GOAL OF THE EXERCISE: Word for word, quote all of the material, omitting the pictures.
——
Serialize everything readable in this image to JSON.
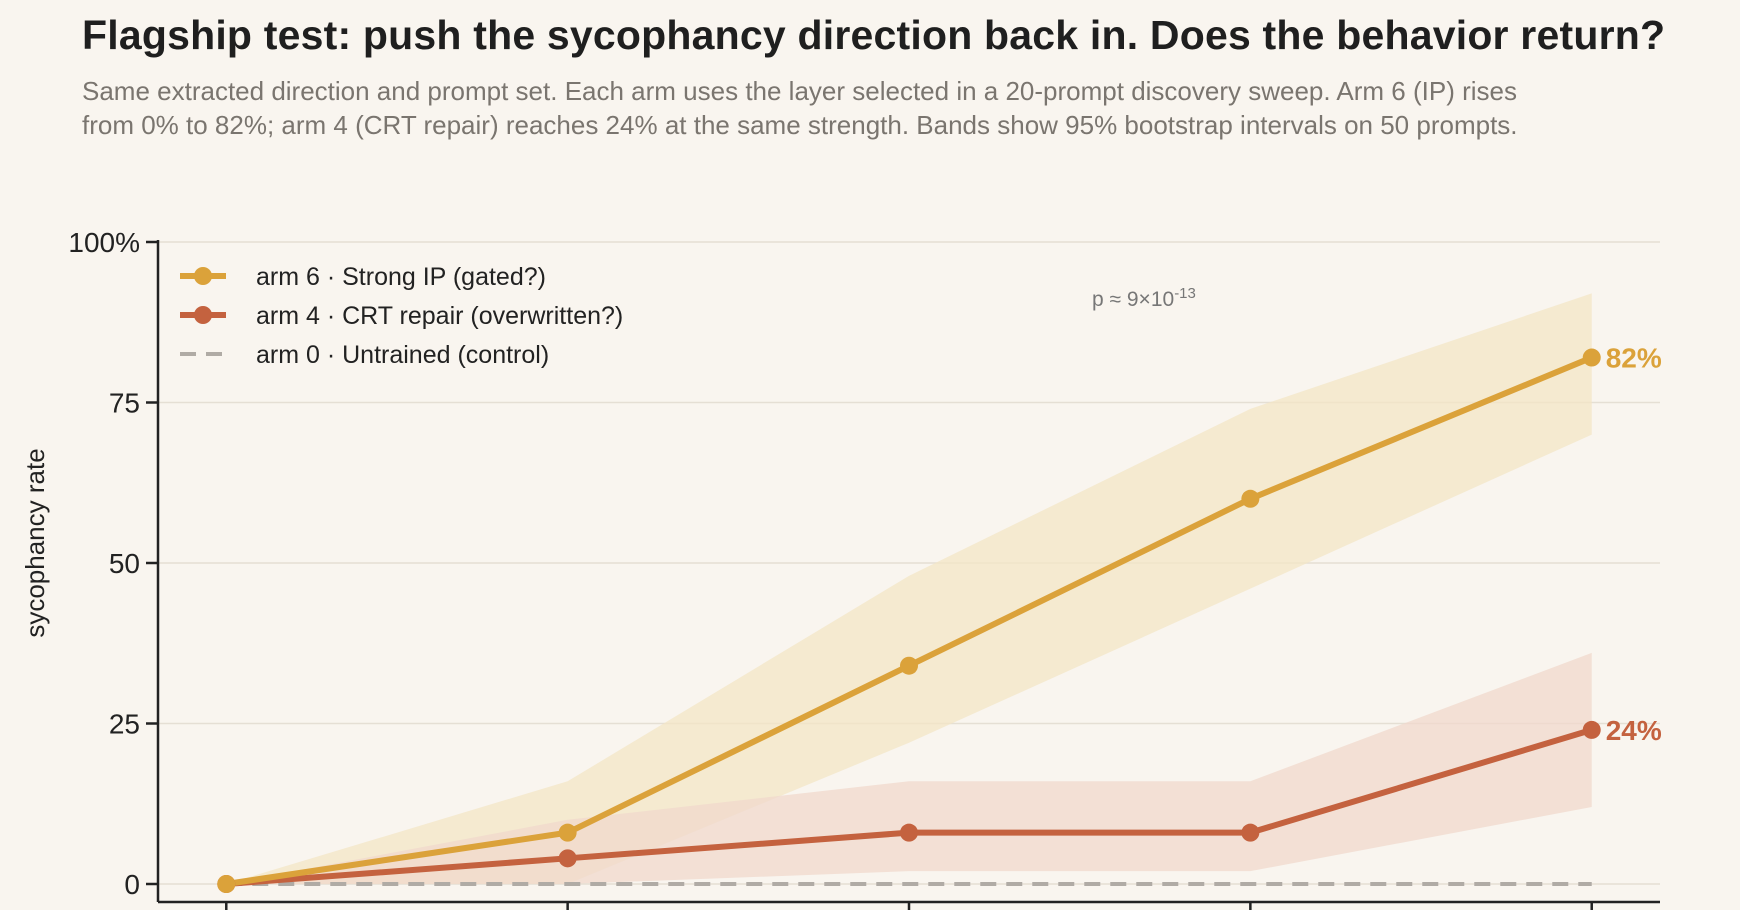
{
  "header": {
    "title": "Flagship test: push the sycophancy direction back in. Does the behavior return?",
    "subtitle_line1": "Same extracted direction and prompt set. Each arm uses the layer selected in a 20-prompt discovery sweep. Arm 6 (IP) rises",
    "subtitle_line2": "from 0% to 82%; arm 4 (CRT repair) reaches 24% at the same strength. Bands show 95% bootstrap intervals on 50 prompts."
  },
  "chart_data": {
    "type": "line",
    "title": "Flagship test: push the sycophancy direction back in. Does the behavior return?",
    "ylabel": "sycophancy rate",
    "xlabel": "",
    "ylim": [
      0,
      100
    ],
    "yticks": [
      {
        "value": 0,
        "label": "0"
      },
      {
        "value": 25,
        "label": "25"
      },
      {
        "value": 50,
        "label": "50"
      },
      {
        "value": 75,
        "label": "75"
      },
      {
        "value": 100,
        "label": "100%"
      }
    ],
    "x": [
      0,
      1,
      2,
      3,
      4
    ],
    "xlim": [
      -0.2,
      4.2
    ],
    "grid": "horizontal",
    "legend_position": "top-left",
    "series": [
      {
        "name": "arm 6 · Strong IP  (gated?)",
        "color": "#dba23a",
        "band_color": "#f3e6c6",
        "values": [
          0,
          8,
          34,
          60,
          82
        ],
        "ci_low": [
          0,
          0,
          22,
          46,
          70
        ],
        "ci_high": [
          0,
          16,
          48,
          74,
          92
        ],
        "end_label": "82%",
        "style": "solid"
      },
      {
        "name": "arm 4 · CRT repair  (overwritten?)",
        "color": "#c4623f",
        "band_color": "#f0d8cc",
        "values": [
          0,
          4,
          8,
          8,
          24
        ],
        "ci_low": [
          0,
          0,
          2,
          2,
          12
        ],
        "ci_high": [
          0,
          10,
          16,
          16,
          36
        ],
        "end_label": "24%",
        "style": "solid"
      },
      {
        "name": "arm 0 · Untrained  (control)",
        "color": "#b0aba5",
        "values": [
          0,
          0,
          0,
          0,
          0
        ],
        "style": "dashed"
      }
    ],
    "annotations": [
      {
        "text_base": "p ≈ 9×10",
        "text_exp": "-13"
      }
    ]
  }
}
——
REPLY TO THE TASK:
Serialize everything readable in this image to JSON.
{
  "header": {
    "title": "Flagship test: push the sycophancy direction back in. Does the behavior return?",
    "subtitle_line1": "Same extracted direction and prompt set. Each arm uses the layer selected in a 20-prompt discovery sweep. Arm 6 (IP) rises",
    "subtitle_line2": "from 0% to 82%; arm 4 (CRT repair) reaches 24% at the same strength. Bands show 95% bootstrap intervals on 50 prompts."
  },
  "chart_data": {
    "type": "line",
    "title": "Flagship test: push the sycophancy direction back in. Does the behavior return?",
    "ylabel": "sycophancy rate",
    "xlabel": "",
    "ylim": [
      0,
      100
    ],
    "yticks": [
      {
        "value": 0,
        "label": "0"
      },
      {
        "value": 25,
        "label": "25"
      },
      {
        "value": 50,
        "label": "50"
      },
      {
        "value": 75,
        "label": "75"
      },
      {
        "value": 100,
        "label": "100%"
      }
    ],
    "x": [
      0,
      1,
      2,
      3,
      4
    ],
    "xlim": [
      -0.2,
      4.2
    ],
    "grid": "horizontal",
    "legend_position": "top-left",
    "series": [
      {
        "name": "arm 6 · Strong IP  (gated?)",
        "color": "#dba23a",
        "band_color": "#f3e6c6",
        "values": [
          0,
          8,
          34,
          60,
          82
        ],
        "ci_low": [
          0,
          0,
          22,
          46,
          70
        ],
        "ci_high": [
          0,
          16,
          48,
          74,
          92
        ],
        "end_label": "82%",
        "style": "solid"
      },
      {
        "name": "arm 4 · CRT repair  (overwritten?)",
        "color": "#c4623f",
        "band_color": "#f0d8cc",
        "values": [
          0,
          4,
          8,
          8,
          24
        ],
        "ci_low": [
          0,
          0,
          2,
          2,
          12
        ],
        "ci_high": [
          0,
          10,
          16,
          16,
          36
        ],
        "end_label": "24%",
        "style": "solid"
      },
      {
        "name": "arm 0 · Untrained  (control)",
        "color": "#b0aba5",
        "values": [
          0,
          0,
          0,
          0,
          0
        ],
        "style": "dashed"
      }
    ],
    "annotations": [
      {
        "text_base": "p ≈ 9×10",
        "text_exp": "-13"
      }
    ]
  }
}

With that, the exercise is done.